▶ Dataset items
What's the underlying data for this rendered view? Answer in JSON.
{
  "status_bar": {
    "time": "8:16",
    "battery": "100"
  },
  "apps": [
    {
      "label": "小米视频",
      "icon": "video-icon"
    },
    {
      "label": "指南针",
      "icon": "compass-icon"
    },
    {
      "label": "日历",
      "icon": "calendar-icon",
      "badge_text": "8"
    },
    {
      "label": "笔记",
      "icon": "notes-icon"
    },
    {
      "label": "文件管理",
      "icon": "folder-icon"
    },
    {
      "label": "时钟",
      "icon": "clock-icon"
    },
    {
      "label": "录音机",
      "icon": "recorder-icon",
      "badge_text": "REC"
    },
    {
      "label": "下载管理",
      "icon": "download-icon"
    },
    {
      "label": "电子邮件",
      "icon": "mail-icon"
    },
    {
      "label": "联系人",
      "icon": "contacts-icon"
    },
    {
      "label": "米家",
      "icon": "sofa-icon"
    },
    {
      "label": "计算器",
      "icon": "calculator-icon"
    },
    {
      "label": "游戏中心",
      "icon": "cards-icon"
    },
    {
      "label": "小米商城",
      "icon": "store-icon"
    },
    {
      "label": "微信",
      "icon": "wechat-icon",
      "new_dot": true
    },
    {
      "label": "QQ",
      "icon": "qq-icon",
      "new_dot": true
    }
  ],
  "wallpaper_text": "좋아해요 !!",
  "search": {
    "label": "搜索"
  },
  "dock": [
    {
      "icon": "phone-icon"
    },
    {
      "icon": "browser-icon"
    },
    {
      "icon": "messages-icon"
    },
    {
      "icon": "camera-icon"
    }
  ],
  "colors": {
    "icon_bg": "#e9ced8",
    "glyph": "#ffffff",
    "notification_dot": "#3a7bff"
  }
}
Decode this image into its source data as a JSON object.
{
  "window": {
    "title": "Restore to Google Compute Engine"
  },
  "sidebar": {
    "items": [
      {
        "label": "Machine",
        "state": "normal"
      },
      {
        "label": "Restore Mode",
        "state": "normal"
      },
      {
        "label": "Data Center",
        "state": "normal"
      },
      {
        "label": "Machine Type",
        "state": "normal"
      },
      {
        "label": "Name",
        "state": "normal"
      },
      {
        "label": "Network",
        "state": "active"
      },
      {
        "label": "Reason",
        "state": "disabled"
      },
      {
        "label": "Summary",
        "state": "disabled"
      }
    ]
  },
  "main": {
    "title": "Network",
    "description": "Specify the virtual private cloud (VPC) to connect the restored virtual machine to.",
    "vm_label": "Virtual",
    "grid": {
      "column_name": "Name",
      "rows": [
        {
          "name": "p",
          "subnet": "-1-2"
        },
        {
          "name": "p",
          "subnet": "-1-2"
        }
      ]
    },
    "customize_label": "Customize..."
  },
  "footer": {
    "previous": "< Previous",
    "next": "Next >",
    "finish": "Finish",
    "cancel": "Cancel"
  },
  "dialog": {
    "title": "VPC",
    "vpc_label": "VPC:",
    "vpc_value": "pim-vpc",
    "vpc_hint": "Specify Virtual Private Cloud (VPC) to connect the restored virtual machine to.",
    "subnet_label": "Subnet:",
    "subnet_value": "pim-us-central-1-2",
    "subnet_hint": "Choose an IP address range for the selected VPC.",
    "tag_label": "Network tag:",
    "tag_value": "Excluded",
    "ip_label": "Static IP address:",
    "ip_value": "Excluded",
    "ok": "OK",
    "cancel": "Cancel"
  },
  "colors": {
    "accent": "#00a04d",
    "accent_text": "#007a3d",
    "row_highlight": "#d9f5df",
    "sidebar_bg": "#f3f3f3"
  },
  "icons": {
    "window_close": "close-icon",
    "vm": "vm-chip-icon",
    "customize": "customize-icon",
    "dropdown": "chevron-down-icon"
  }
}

▶ To be done
Extract each record, keeping it identical to the original.

▶ Answer
What's the underlying data for this rendered view? Answer in JSON.
{
  "status_bar": {
    "time": "8:16",
    "battery": "100"
  },
  "apps": [
    {
      "label": "小米视频",
      "icon": "video-icon"
    },
    {
      "label": "指南针",
      "icon": "compass-icon"
    },
    {
      "label": "日历",
      "icon": "calendar-icon",
      "badge_text": "8"
    },
    {
      "label": "笔记",
      "icon": "notes-icon"
    },
    {
      "label": "文件管理",
      "icon": "folder-icon"
    },
    {
      "label": "时钟",
      "icon": "clock-icon"
    },
    {
      "label": "录音机",
      "icon": "recorder-icon",
      "badge_text": "REC"
    },
    {
      "label": "下载管理",
      "icon": "download-icon"
    },
    {
      "label": "电子邮件",
      "icon": "mail-icon"
    },
    {
      "label": "联系人",
      "icon": "contacts-icon"
    },
    {
      "label": "米家",
      "icon": "sofa-icon"
    },
    {
      "label": "计算器",
      "icon": "calculator-icon"
    },
    {
      "label": "游戏中心",
      "icon": "cards-icon"
    },
    {
      "label": "小米商城",
      "icon": "store-icon"
    },
    {
      "label": "微信",
      "icon": "wechat-icon",
      "new_dot": true
    },
    {
      "label": "QQ",
      "icon": "qq-icon",
      "new_dot": true
    }
  ],
  "wallpaper_text": "좋아해요 !!",
  "search": {
    "label": "搜索"
  },
  "dock": [
    {
      "icon": "phone-icon"
    },
    {
      "icon": "browser-icon"
    },
    {
      "icon": "messages-icon"
    },
    {
      "icon": "camera-icon"
    }
  ],
  "colors": {
    "icon_bg": "#e9ced8",
    "glyph": "#ffffff",
    "notification_dot": "#3a7bff"
  }
}
Decode this image into its source data as a JSON object.
{
  "window": {
    "title": "Restore to Google Compute Engine"
  },
  "sidebar": {
    "items": [
      {
        "label": "Machine",
        "state": "normal"
      },
      {
        "label": "Restore Mode",
        "state": "normal"
      },
      {
        "label": "Data Center",
        "state": "normal"
      },
      {
        "label": "Machine Type",
        "state": "normal"
      },
      {
        "label": "Name",
        "state": "normal"
      },
      {
        "label": "Network",
        "state": "active"
      },
      {
        "label": "Reason",
        "state": "disabled"
      },
      {
        "label": "Summary",
        "state": "disabled"
      }
    ]
  },
  "main": {
    "title": "Network",
    "description": "Specify the virtual private cloud (VPC) to connect the restored virtual machine to.",
    "vm_label": "Virtual",
    "grid": {
      "column_name": "Name",
      "rows": [
        {
          "name": "p",
          "subnet": "-1-2"
        },
        {
          "name": "p",
          "subnet": "-1-2"
        }
      ]
    },
    "customize_label": "Customize..."
  },
  "footer": {
    "previous": "< Previous",
    "next": "Next >",
    "finish": "Finish",
    "cancel": "Cancel"
  },
  "dialog": {
    "title": "VPC",
    "vpc_label": "VPC:",
    "vpc_value": "pim-vpc",
    "vpc_hint": "Specify Virtual Private Cloud (VPC) to connect the restored virtual machine to.",
    "subnet_label": "Subnet:",
    "subnet_value": "pim-us-central-1-2",
    "subnet_hint": "Choose an IP address range for the selected VPC.",
    "tag_label": "Network tag:",
    "tag_value": "Excluded",
    "ip_label": "Static IP address:",
    "ip_value": "Excluded",
    "ok": "OK",
    "cancel": "Cancel"
  },
  "colors": {
    "accent": "#00a04d",
    "accent_text": "#007a3d",
    "row_highlight": "#d9f5df",
    "sidebar_bg": "#f3f3f3"
  },
  "icons": {
    "window_close": "close-icon",
    "vm": "vm-chip-icon",
    "customize": "customize-icon",
    "dropdown": "chevron-down-icon"
  }
}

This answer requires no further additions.